Task description: Output each entry that follows exactly. Images stay out.
<<<<
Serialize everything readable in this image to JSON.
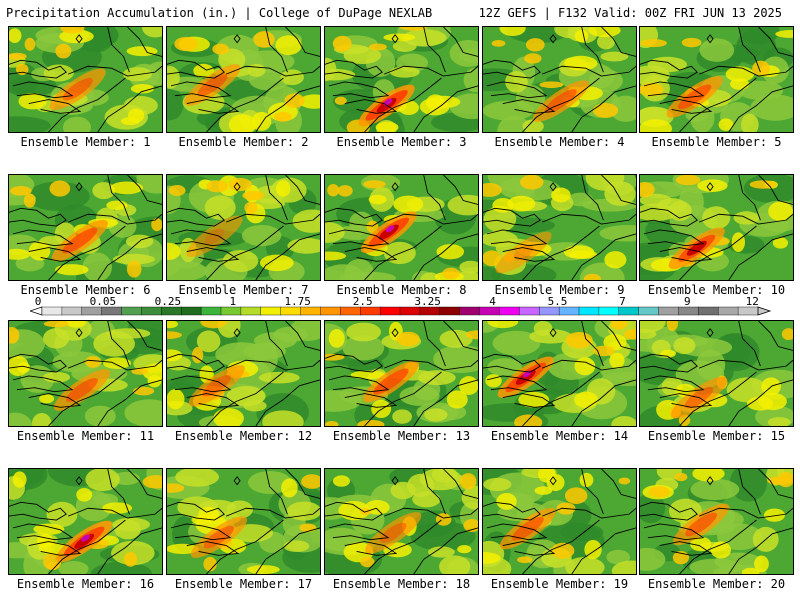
{
  "header": {
    "left": "Precipitation Accumulation (in.) | College of DuPage NEXLAB",
    "right": "12Z GEFS | F132 Valid: 00Z FRI JUN 13 2025"
  },
  "members": [
    {
      "label": "Ensemble Member: 1",
      "intensity": 0.55
    },
    {
      "label": "Ensemble Member: 2",
      "intensity": 0.55
    },
    {
      "label": "Ensemble Member: 3",
      "intensity": 0.9
    },
    {
      "label": "Ensemble Member: 4",
      "intensity": 0.6
    },
    {
      "label": "Ensemble Member: 5",
      "intensity": 0.65
    },
    {
      "label": "Ensemble Member: 6",
      "intensity": 0.7
    },
    {
      "label": "Ensemble Member: 7",
      "intensity": 0.25
    },
    {
      "label": "Ensemble Member: 8",
      "intensity": 0.85
    },
    {
      "label": "Ensemble Member: 9",
      "intensity": 0.25
    },
    {
      "label": "Ensemble Member: 10",
      "intensity": 0.75
    },
    {
      "label": "Ensemble Member: 11",
      "intensity": 0.6
    },
    {
      "label": "Ensemble Member: 12",
      "intensity": 0.5
    },
    {
      "label": "Ensemble Member: 13",
      "intensity": 0.7
    },
    {
      "label": "Ensemble Member: 14",
      "intensity": 0.85
    },
    {
      "label": "Ensemble Member: 15",
      "intensity": 0.5
    },
    {
      "label": "Ensemble Member: 16",
      "intensity": 0.85
    },
    {
      "label": "Ensemble Member: 17",
      "intensity": 0.55
    },
    {
      "label": "Ensemble Member: 18",
      "intensity": 0.45
    },
    {
      "label": "Ensemble Member: 19",
      "intensity": 0.6
    },
    {
      "label": "Ensemble Member: 20",
      "intensity": 0.6
    }
  ],
  "colorbar": {
    "labels": [
      "0",
      "0.05",
      "0.25",
      "1",
      "1.75",
      "2.5",
      "3.25",
      "4",
      "5.5",
      "7",
      "9",
      "12"
    ],
    "colors": [
      "#e8e8e8",
      "#c8c8c8",
      "#a0a0a0",
      "#787878",
      "#50a050",
      "#3c8c3c",
      "#287828",
      "#1e6e1e",
      "#3cb43c",
      "#78c832",
      "#b4dc28",
      "#f0f000",
      "#ffdc00",
      "#ffb400",
      "#ff9600",
      "#ff6400",
      "#ff3c00",
      "#ff0000",
      "#dc0000",
      "#b40000",
      "#8c0000",
      "#a0006e",
      "#c800b4",
      "#f000f0",
      "#c864ff",
      "#9696ff",
      "#64b4ff",
      "#00e6ff",
      "#00ffff",
      "#00c8c8",
      "#64c8c8",
      "#a0a0a0",
      "#888888",
      "#707070",
      "#a8a8a8",
      "#c8c8c8"
    ]
  }
}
>>>>
Response below:
Serialize everything readable in this image to JSON.
{
  "header": {
    "left": "Precipitation Accumulation (in.) | College of DuPage NEXLAB",
    "right": "12Z GEFS | F132 Valid: 00Z FRI JUN 13 2025"
  },
  "members": [
    {
      "label": "Ensemble Member: 1",
      "intensity": 0.55
    },
    {
      "label": "Ensemble Member: 2",
      "intensity": 0.55
    },
    {
      "label": "Ensemble Member: 3",
      "intensity": 0.9
    },
    {
      "label": "Ensemble Member: 4",
      "intensity": 0.6
    },
    {
      "label": "Ensemble Member: 5",
      "intensity": 0.65
    },
    {
      "label": "Ensemble Member: 6",
      "intensity": 0.7
    },
    {
      "label": "Ensemble Member: 7",
      "intensity": 0.25
    },
    {
      "label": "Ensemble Member: 8",
      "intensity": 0.85
    },
    {
      "label": "Ensemble Member: 9",
      "intensity": 0.25
    },
    {
      "label": "Ensemble Member: 10",
      "intensity": 0.75
    },
    {
      "label": "Ensemble Member: 11",
      "intensity": 0.6
    },
    {
      "label": "Ensemble Member: 12",
      "intensity": 0.5
    },
    {
      "label": "Ensemble Member: 13",
      "intensity": 0.7
    },
    {
      "label": "Ensemble Member: 14",
      "intensity": 0.85
    },
    {
      "label": "Ensemble Member: 15",
      "intensity": 0.5
    },
    {
      "label": "Ensemble Member: 16",
      "intensity": 0.85
    },
    {
      "label": "Ensemble Member: 17",
      "intensity": 0.55
    },
    {
      "label": "Ensemble Member: 18",
      "intensity": 0.45
    },
    {
      "label": "Ensemble Member: 19",
      "intensity": 0.6
    },
    {
      "label": "Ensemble Member: 20",
      "intensity": 0.6
    }
  ],
  "colorbar": {
    "labels": [
      "0",
      "0.05",
      "0.25",
      "1",
      "1.75",
      "2.5",
      "3.25",
      "4",
      "5.5",
      "7",
      "9",
      "12"
    ],
    "colors": [
      "#e8e8e8",
      "#c8c8c8",
      "#a0a0a0",
      "#787878",
      "#50a050",
      "#3c8c3c",
      "#287828",
      "#1e6e1e",
      "#3cb43c",
      "#78c832",
      "#b4dc28",
      "#f0f000",
      "#ffdc00",
      "#ffb400",
      "#ff9600",
      "#ff6400",
      "#ff3c00",
      "#ff0000",
      "#dc0000",
      "#b40000",
      "#8c0000",
      "#a0006e",
      "#c800b4",
      "#f000f0",
      "#c864ff",
      "#9696ff",
      "#64b4ff",
      "#00e6ff",
      "#00ffff",
      "#00c8c8",
      "#64c8c8",
      "#a0a0a0",
      "#888888",
      "#707070",
      "#a8a8a8",
      "#c8c8c8"
    ]
  }
}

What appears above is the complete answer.